▶ **Your objective**
Lines containing the word "title" are the ones to copy from the records below.

▶ **Listed records**

•••

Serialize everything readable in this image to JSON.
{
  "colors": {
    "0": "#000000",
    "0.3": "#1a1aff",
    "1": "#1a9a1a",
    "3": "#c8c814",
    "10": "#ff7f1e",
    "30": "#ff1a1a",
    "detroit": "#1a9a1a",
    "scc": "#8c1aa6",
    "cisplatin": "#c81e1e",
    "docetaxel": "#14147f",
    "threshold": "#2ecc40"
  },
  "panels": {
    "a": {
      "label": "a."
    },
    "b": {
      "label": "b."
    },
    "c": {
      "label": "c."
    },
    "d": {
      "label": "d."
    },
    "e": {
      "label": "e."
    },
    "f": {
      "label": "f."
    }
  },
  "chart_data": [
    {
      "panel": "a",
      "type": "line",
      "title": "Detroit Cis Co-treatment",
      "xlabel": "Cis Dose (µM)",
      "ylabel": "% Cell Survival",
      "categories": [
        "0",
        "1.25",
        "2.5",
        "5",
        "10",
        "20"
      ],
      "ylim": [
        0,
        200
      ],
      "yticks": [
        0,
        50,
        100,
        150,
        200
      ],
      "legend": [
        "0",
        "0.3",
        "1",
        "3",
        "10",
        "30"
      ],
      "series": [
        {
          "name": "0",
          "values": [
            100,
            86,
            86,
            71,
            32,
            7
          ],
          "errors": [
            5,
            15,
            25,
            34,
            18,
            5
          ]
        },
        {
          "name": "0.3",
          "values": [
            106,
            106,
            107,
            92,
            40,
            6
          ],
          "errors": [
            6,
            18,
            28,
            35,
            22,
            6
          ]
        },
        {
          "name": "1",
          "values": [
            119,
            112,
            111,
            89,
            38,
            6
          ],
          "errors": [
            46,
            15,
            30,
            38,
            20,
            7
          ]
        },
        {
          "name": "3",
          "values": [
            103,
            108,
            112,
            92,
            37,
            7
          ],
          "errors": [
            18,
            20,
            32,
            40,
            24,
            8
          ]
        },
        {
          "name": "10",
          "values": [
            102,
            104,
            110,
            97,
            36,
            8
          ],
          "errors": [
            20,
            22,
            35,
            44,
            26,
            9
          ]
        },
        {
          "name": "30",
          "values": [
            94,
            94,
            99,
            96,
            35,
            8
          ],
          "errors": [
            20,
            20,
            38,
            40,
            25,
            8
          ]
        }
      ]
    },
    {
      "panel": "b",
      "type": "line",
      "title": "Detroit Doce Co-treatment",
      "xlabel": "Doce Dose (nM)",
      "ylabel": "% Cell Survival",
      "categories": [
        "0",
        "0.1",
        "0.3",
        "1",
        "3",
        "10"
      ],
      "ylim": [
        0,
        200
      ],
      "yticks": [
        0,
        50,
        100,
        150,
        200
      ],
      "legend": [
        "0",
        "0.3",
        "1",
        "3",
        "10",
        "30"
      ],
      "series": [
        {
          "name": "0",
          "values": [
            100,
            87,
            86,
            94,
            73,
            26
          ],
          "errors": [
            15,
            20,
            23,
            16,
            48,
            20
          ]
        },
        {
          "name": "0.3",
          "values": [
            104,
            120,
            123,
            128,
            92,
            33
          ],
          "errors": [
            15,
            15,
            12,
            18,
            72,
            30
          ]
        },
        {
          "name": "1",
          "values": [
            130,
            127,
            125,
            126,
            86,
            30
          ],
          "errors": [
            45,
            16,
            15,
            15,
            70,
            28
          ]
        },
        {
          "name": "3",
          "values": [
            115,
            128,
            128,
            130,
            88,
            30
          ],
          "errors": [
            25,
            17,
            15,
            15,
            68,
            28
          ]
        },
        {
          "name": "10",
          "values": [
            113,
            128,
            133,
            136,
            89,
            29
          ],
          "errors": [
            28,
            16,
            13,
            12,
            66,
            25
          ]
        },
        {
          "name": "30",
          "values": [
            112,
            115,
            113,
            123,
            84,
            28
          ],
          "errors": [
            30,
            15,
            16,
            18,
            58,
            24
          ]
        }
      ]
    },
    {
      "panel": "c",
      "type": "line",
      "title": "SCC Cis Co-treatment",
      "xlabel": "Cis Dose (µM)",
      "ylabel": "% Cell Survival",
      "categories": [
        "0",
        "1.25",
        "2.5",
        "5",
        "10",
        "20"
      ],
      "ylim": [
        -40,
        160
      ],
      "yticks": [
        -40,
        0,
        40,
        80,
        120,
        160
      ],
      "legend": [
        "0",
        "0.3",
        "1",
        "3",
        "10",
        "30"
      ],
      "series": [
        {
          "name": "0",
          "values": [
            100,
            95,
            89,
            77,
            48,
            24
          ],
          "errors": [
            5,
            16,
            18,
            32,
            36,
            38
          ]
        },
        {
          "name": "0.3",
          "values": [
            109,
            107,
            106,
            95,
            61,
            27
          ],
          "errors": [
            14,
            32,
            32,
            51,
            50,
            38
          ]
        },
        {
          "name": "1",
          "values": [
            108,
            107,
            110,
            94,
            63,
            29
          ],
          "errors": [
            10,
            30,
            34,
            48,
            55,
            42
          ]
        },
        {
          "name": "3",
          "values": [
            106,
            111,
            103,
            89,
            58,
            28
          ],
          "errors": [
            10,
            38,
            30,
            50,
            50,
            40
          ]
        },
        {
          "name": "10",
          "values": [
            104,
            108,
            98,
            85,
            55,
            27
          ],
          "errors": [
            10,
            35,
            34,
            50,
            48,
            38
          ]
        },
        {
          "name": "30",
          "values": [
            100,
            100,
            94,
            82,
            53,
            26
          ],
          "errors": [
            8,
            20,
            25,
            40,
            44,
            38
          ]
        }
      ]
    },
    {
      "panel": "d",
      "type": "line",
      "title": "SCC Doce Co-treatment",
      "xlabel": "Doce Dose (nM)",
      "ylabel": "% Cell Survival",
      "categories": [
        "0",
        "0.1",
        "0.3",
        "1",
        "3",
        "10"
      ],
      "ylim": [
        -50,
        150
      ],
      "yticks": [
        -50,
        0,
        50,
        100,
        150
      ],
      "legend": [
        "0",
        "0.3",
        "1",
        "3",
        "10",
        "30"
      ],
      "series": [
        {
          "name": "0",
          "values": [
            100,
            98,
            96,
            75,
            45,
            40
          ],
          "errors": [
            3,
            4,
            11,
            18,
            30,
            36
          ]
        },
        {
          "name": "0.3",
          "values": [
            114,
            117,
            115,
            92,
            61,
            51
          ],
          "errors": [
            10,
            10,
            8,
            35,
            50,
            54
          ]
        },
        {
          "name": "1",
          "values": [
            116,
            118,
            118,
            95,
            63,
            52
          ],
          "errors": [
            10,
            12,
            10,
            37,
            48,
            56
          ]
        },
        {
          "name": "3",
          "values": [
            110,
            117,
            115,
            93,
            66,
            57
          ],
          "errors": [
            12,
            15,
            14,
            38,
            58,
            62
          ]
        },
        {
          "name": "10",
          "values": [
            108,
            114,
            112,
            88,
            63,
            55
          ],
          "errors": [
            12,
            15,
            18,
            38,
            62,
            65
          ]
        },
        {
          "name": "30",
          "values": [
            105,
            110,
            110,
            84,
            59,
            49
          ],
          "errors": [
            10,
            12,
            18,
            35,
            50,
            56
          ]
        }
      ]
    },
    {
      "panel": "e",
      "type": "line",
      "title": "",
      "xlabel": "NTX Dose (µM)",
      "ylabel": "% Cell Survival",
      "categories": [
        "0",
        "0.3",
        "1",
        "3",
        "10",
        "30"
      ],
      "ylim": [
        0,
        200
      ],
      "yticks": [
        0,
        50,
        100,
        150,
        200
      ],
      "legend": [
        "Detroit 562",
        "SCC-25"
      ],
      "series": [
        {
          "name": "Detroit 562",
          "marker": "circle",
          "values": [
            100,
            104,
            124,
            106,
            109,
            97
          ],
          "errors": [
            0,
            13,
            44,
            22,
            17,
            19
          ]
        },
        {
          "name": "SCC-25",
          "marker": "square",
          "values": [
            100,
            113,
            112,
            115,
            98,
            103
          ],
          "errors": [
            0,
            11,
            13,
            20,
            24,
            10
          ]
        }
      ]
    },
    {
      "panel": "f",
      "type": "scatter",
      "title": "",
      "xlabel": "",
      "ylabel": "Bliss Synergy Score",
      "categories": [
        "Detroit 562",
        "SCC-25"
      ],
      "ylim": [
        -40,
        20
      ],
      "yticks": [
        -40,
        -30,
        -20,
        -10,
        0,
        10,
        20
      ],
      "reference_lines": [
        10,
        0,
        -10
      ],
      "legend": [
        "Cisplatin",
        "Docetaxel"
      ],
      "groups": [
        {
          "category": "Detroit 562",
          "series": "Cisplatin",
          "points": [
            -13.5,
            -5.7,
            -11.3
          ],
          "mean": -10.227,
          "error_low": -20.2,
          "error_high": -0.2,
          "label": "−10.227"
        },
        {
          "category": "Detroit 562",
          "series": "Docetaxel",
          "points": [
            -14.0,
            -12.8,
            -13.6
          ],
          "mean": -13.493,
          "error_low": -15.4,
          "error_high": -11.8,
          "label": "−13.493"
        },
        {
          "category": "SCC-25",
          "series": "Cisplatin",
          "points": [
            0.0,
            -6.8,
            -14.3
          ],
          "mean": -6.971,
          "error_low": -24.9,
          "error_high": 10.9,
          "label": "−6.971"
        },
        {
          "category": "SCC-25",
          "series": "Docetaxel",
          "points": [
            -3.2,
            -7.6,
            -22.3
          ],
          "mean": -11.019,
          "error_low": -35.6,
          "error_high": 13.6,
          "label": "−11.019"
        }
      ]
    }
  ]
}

•••

▶ **Problem solution**
      "title": "Detroit Cis Co-treatment",
      "title": "Detroit Doce Co-treatment",
      "title": "SCC Cis Co-treatment",
      "title": "SCC Doce Co-treatment",
      "title": "",
      "title": "",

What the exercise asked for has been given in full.